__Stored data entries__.
<<<<

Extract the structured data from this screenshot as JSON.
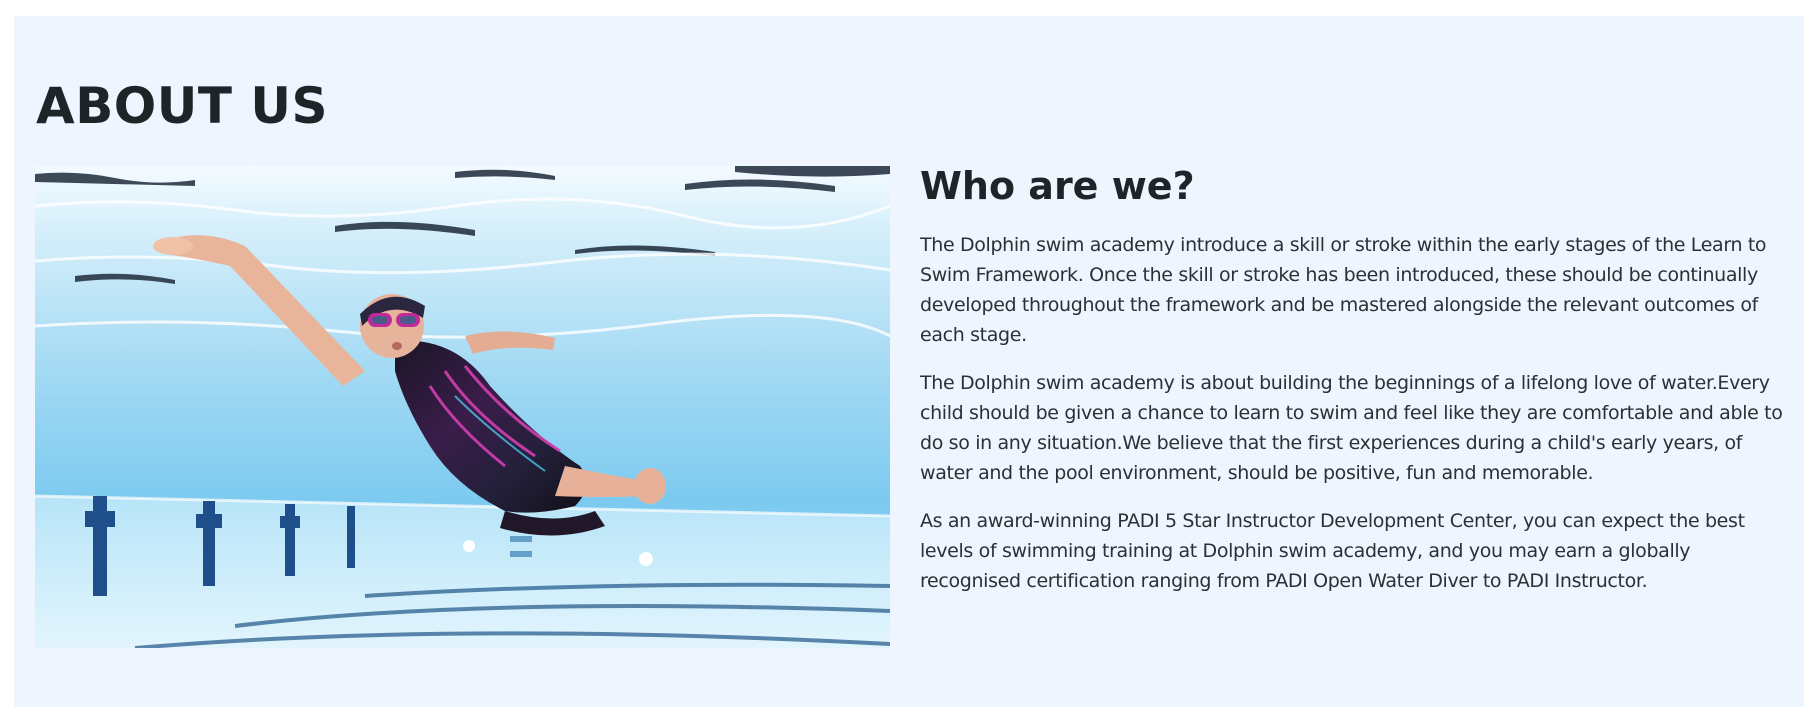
{
  "about": {
    "heading": "ABOUT US",
    "subheading": "Who are we?",
    "paragraphs": [
      "The Dolphin swim academy introduce a skill or stroke within the early stages of the Learn to Swim Framework. Once the skill or stroke has been introduced, these should be continually developed throughout the framework and be mastered alongside the relevant outcomes of each stage.",
      "The Dolphin swim academy is about building the beginnings of a lifelong love of water.Every child should be given a chance to learn to swim and feel like they are comfortable and able to do so in any situation.We believe that the first experiences during a child's early years, of water and the pool environment, should be positive, fun and memorable.",
      "As an award-winning PADI 5 Star Instructor Development Center, you can expect the best levels of swimming training at Dolphin swim academy, and you may earn a globally recognised certification ranging from PADI Open Water Diver to PADI Instructor."
    ]
  },
  "photo": {
    "subject": "underwater-swimmer"
  },
  "colors": {
    "section_bg": "#eef5fe",
    "heading": "#1f2428",
    "body_text": "#2b3035",
    "water_light": "#bfe6f8",
    "water_deep": "#5bbbe8"
  }
}
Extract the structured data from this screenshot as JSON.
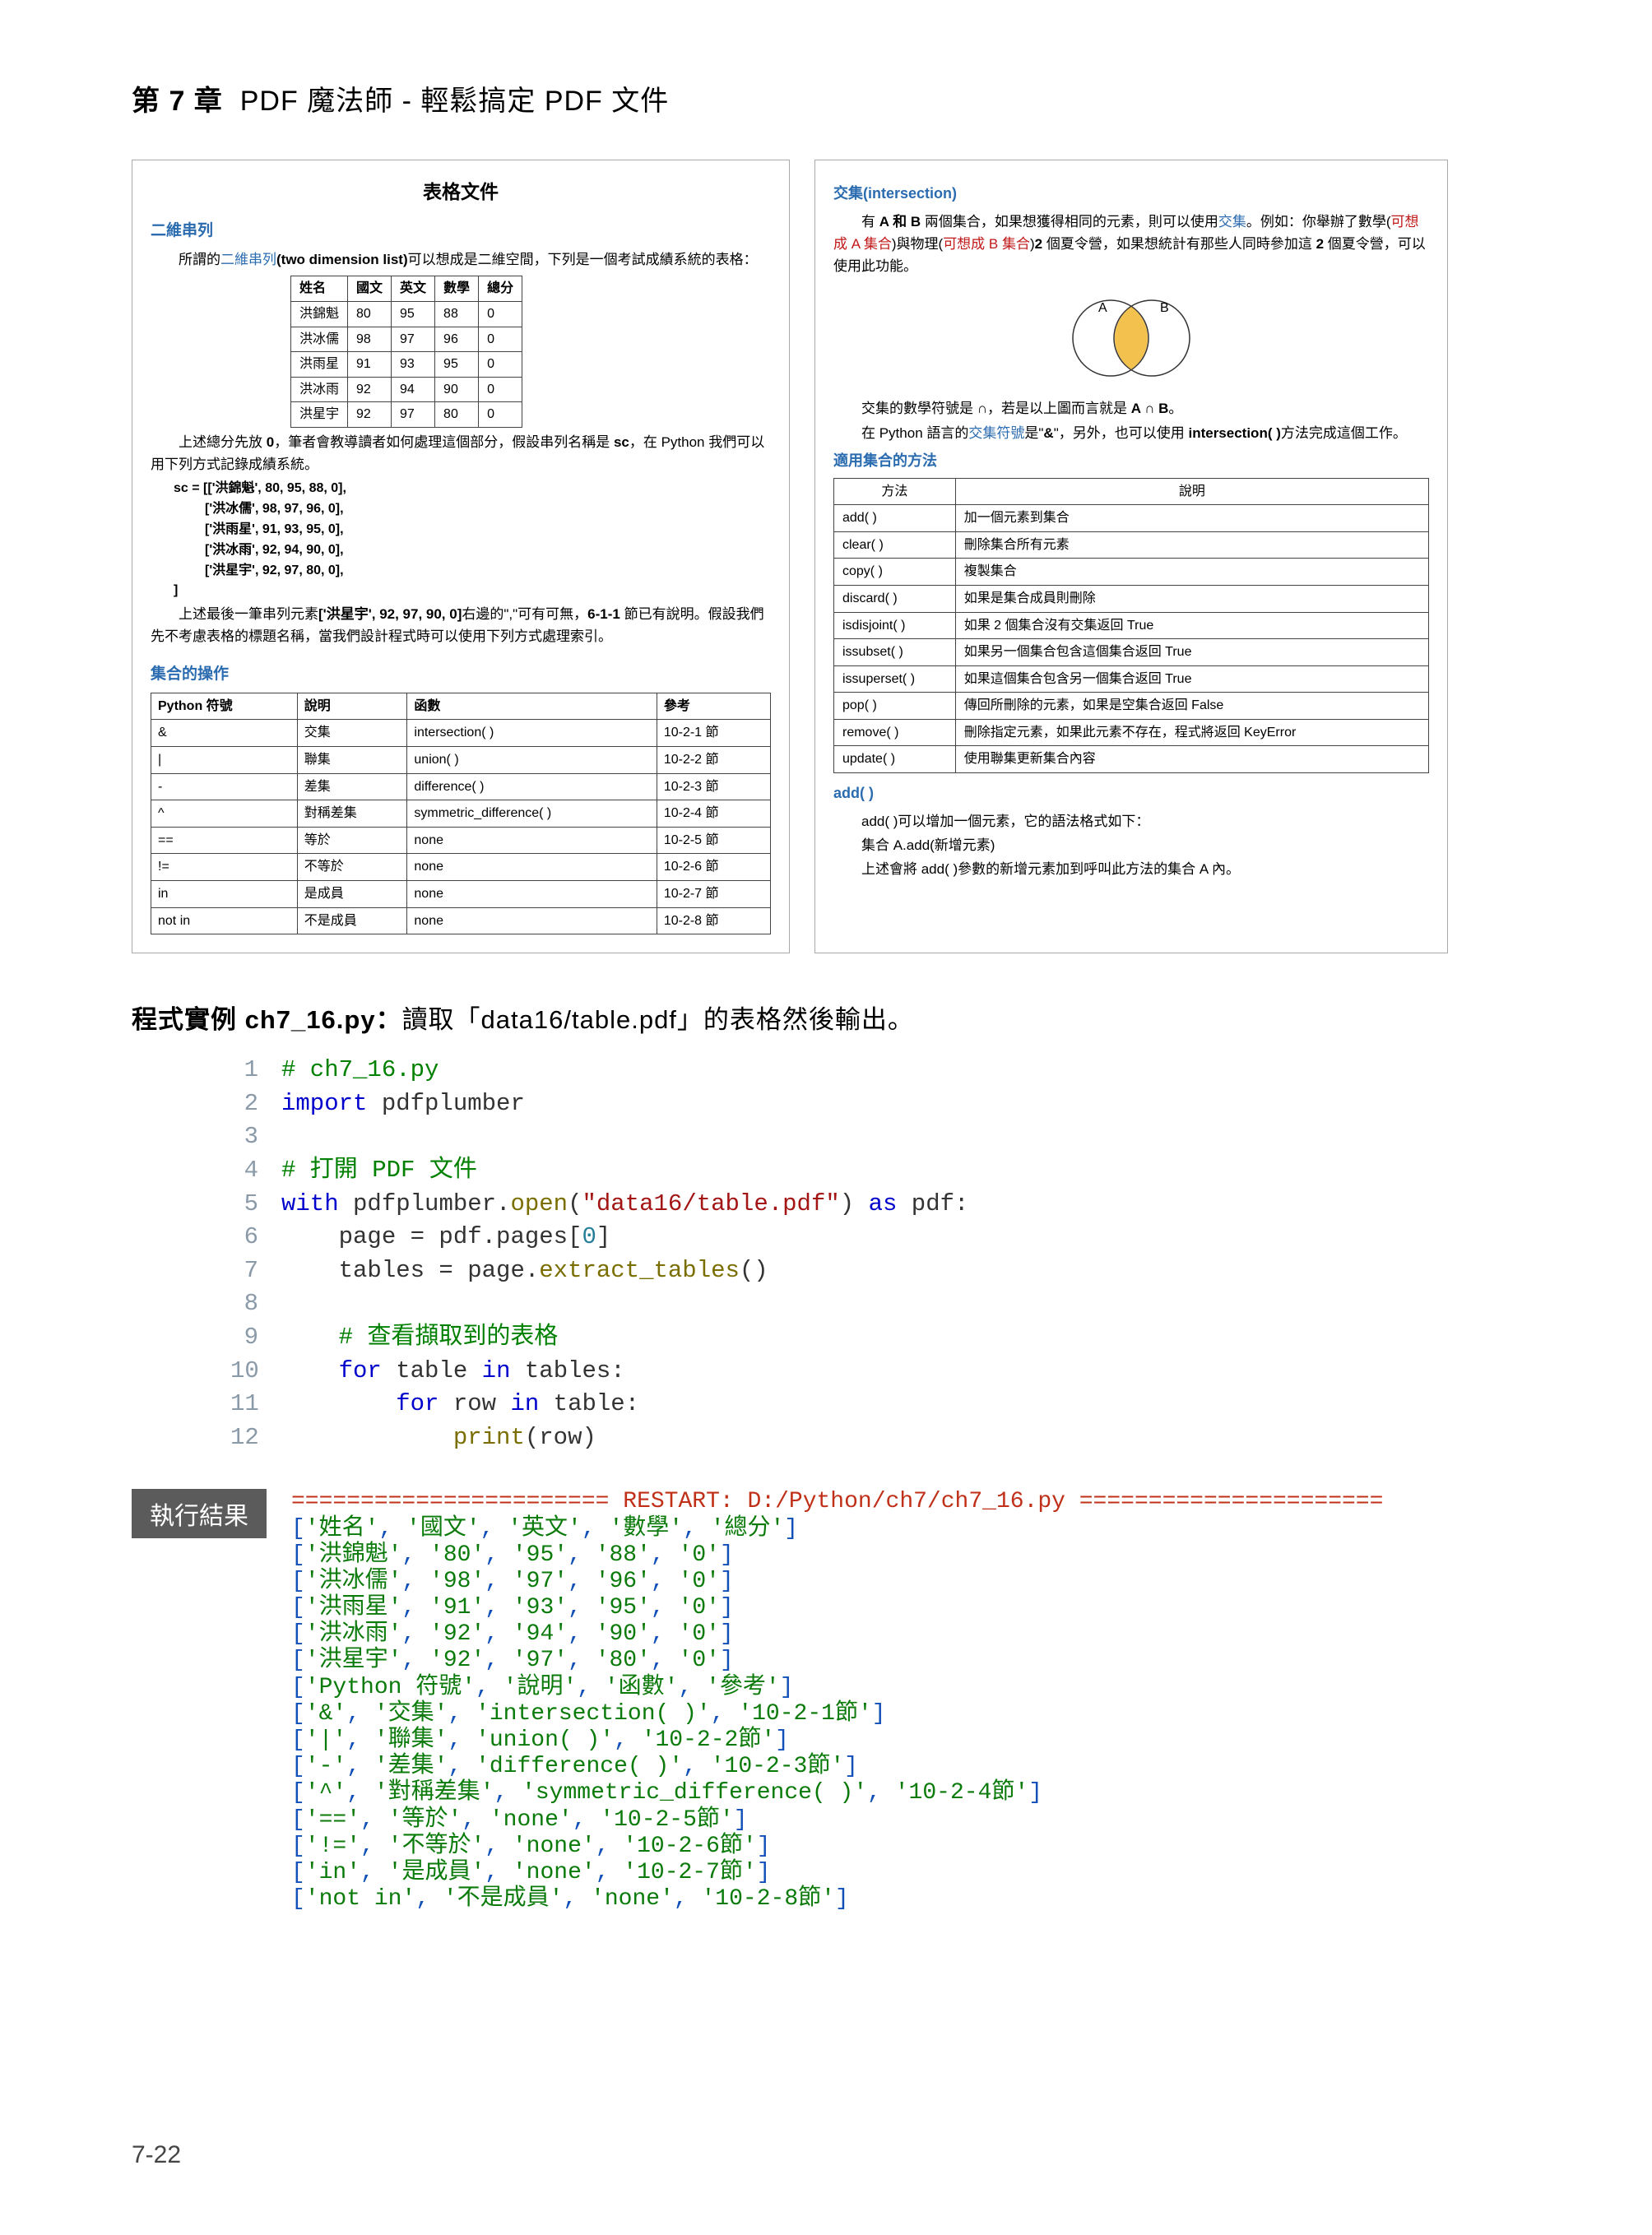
{
  "chapter": {
    "prefix": "第 7 章",
    "title": "PDF 魔法師 - 輕鬆搞定 PDF 文件"
  },
  "leftPanel": {
    "title": "表格文件",
    "h1": "二維串列",
    "p1a": "所謂的",
    "p1b": "二維串列",
    "p1c": "(two dimension list)",
    "p1d": "可以想成是二維空間，下列是一個考試成績系統的表格：",
    "thead": [
      "姓名",
      "國文",
      "英文",
      "數學",
      "總分"
    ],
    "trows": [
      [
        "洪錦魁",
        "80",
        "95",
        "88",
        "0"
      ],
      [
        "洪冰儒",
        "98",
        "97",
        "96",
        "0"
      ],
      [
        "洪雨星",
        "91",
        "93",
        "95",
        "0"
      ],
      [
        "洪冰雨",
        "92",
        "94",
        "90",
        "0"
      ],
      [
        "洪星宇",
        "92",
        "97",
        "80",
        "0"
      ]
    ],
    "p2a": "上述總分先放 ",
    "p2b": "0",
    "p2c": "，筆者會教導讀者如何處理這個部分，假設串列名稱是 ",
    "p2d": "sc",
    "p2e": "，在 Python 我們可以用下列方式記錄成績系統。",
    "sc0": "sc = [['洪錦魁', 80, 95, 88, 0],",
    "sc1": "['洪冰儒', 98, 97, 96, 0],",
    "sc2": "['洪雨星', 91, 93, 95, 0],",
    "sc3": "['洪冰雨', 92, 94, 90, 0],",
    "sc4": "['洪星宇', 92, 97, 80, 0],",
    "sc5": "]",
    "p3a": "上述最後一筆串列元素",
    "p3b": "['洪星宇', 92, 97, 90, 0]",
    "p3c": "右邊的\",\"可有可無，",
    "p3d": "6-1-1",
    "p3e": " 節已有說明。假設我們先不考慮表格的標題名稱，當我們設計程式時可以使用下列方式處理索引。",
    "h2": "集合的操作",
    "t2head": [
      "Python 符號",
      "說明",
      "函數",
      "參考"
    ],
    "t2rows": [
      [
        "&",
        "交集",
        "intersection( )",
        "10-2-1 節"
      ],
      [
        "|",
        "聯集",
        "union( )",
        "10-2-2 節"
      ],
      [
        "-",
        "差集",
        "difference( )",
        "10-2-3 節"
      ],
      [
        "^",
        "對稱差集",
        "symmetric_difference( )",
        "10-2-4 節"
      ],
      [
        "==",
        "等於",
        "none",
        "10-2-5 節"
      ],
      [
        "!=",
        "不等於",
        "none",
        "10-2-6 節"
      ],
      [
        "in",
        "是成員",
        "none",
        "10-2-7 節"
      ],
      [
        "not in",
        "不是成員",
        "none",
        "10-2-8 節"
      ]
    ]
  },
  "rightPanel": {
    "h1": "交集(intersection)",
    "p1a": "有 ",
    "p1b": "A 和 B",
    "p1c": " 兩個集合，如果想獲得相同的元素，則可以使用",
    "p1d": "交集",
    "p1e": "。例如：你舉辦了數學(",
    "p1f": "可想成 A 集合",
    "p1g": ")與物理(",
    "p1h": "可想成 B 集合",
    "p1i": ")",
    "p1j": "2",
    "p1k": " 個夏令營，如果想統計有那些人同時參加這 ",
    "p1l": "2",
    "p1m": " 個夏令營，可以使用此功能。",
    "p2a": "交集的數學符號是 ",
    "p2b": "∩",
    "p2c": "，若是以上圖而言就是 ",
    "p2d": "A ∩ B",
    "p2e": "。",
    "p3a": "在 Python 語言的",
    "p3b": "交集符號",
    "p3c": "是\"",
    "p3d": "&",
    "p3e": "\"，另外，也可以使用 ",
    "p3f": "intersection( )",
    "p3g": "方法完成這個工作。",
    "h2": "適用集合的方法",
    "t3head": [
      "方法",
      "說明"
    ],
    "t3rows": [
      [
        "add( )",
        "加一個元素到集合"
      ],
      [
        "clear( )",
        "刪除集合所有元素"
      ],
      [
        "copy( )",
        "複製集合"
      ],
      [
        "discard( )",
        "如果是集合成員則刪除"
      ],
      [
        "isdisjoint( )",
        "如果 2 個集合沒有交集返回 True"
      ],
      [
        "issubset( )",
        "如果另一個集合包含這個集合返回 True"
      ],
      [
        "issuperset( )",
        "如果這個集合包含另一個集合返回 True"
      ],
      [
        "pop( )",
        "傳回所刪除的元素，如果是空集合返回 False"
      ],
      [
        "remove( )",
        "刪除指定元素，如果此元素不存在，程式將返回 KeyError"
      ],
      [
        "update( )",
        "使用聯集更新集合內容"
      ]
    ],
    "addTitle": "add( )",
    "add1": "add( )可以增加一個元素，它的語法格式如下：",
    "add2": "集合 A.add(新增元素)",
    "add3": "上述會將 add( )參數的新增元素加到呼叫此方法的集合 A 內。"
  },
  "example": {
    "prefix": "程式實例 ",
    "name": "ch7_16.py",
    "colon": "：",
    "rest": "讀取「data16/table.pdf」的表格然後輸出。"
  },
  "code": [
    {
      "n": "1",
      "text": "# ch7_16.py",
      "cls": "c-green"
    },
    {
      "n": "2",
      "text": "import pdfplumber",
      "cls": ""
    },
    {
      "n": "3",
      "text": "",
      "cls": ""
    },
    {
      "n": "4",
      "text": "# 打開 PDF 文件",
      "cls": "c-green"
    },
    {
      "n": "5",
      "text": "with pdfplumber.open(\"data16/table.pdf\") as pdf:",
      "cls": ""
    },
    {
      "n": "6",
      "text": "    page = pdf.pages[0]",
      "cls": ""
    },
    {
      "n": "7",
      "text": "    tables = page.extract_tables()",
      "cls": ""
    },
    {
      "n": "8",
      "text": "",
      "cls": ""
    },
    {
      "n": "9",
      "text": "    # 查看擷取到的表格",
      "cls": "c-green"
    },
    {
      "n": "10",
      "text": "    for table in tables:",
      "cls": ""
    },
    {
      "n": "11",
      "text": "        for row in table:",
      "cls": ""
    },
    {
      "n": "12",
      "text": "            print(row)",
      "cls": ""
    }
  ],
  "resultBadge": "執行結果",
  "terminal": {
    "restart": "======================= RESTART: D:/Python/ch7/ch7_16.py ======================",
    "l1": "['姓名', '國文', '英文', '數學', '總分']",
    "l2": "['洪錦魁', '80', '95', '88', '0']",
    "l3": "['洪冰儒', '98', '97', '96', '0']",
    "l4": "['洪雨星', '91', '93', '95', '0']",
    "l5": "['洪冰雨', '92', '94', '90', '0']",
    "l6": "['洪星宇', '92', '97', '80', '0']",
    "l7": "['Python 符號', '說明', '函數', '參考']",
    "l8": "['&', '交集', 'intersection( )', '10-2-1節']",
    "l9": "['|', '聯集', 'union( )', '10-2-2節']",
    "l10": "['-', '差集', 'difference( )', '10-2-3節']",
    "l11": "['^', '對稱差集', 'symmetric_difference( )', '10-2-4節']",
    "l12": "['==', '等於', 'none', '10-2-5節']",
    "l13": "['!=', '不等於', 'none', '10-2-6節']",
    "l14": "['in', '是成員', 'none', '10-2-7節']",
    "l15": "['not in', '不是成員', 'none', '10-2-8節']"
  },
  "pageNum": "7-22"
}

>>>>

__YOUR OBJECTIVE__.
Collect the complete line wherever the string "academy" appears in the records.

__RESPONSE TO THIS TASK__.
      "The Dolphin swim academy introduce a skill or stroke within the early stages of the Learn to Swim Framework. Once the skill or stroke has been introduced, these should be continually developed throughout the framework and be mastered alongside the relevant outcomes of each stage.",
      "The Dolphin swim academy is about building the beginnings of a lifelong love of water.Every child should be given a chance to learn to swim and feel like they are comfortable and able to do so in any situation.We believe that the first experiences during a child's early years, of water and the pool environment, should be positive, fun and memorable.",
      "As an award-winning PADI 5 Star Instructor Development Center, you can expect the best levels of swimming training at Dolphin swim academy, and you may earn a globally recognised certification ranging from PADI Open Water Diver to PADI Instructor."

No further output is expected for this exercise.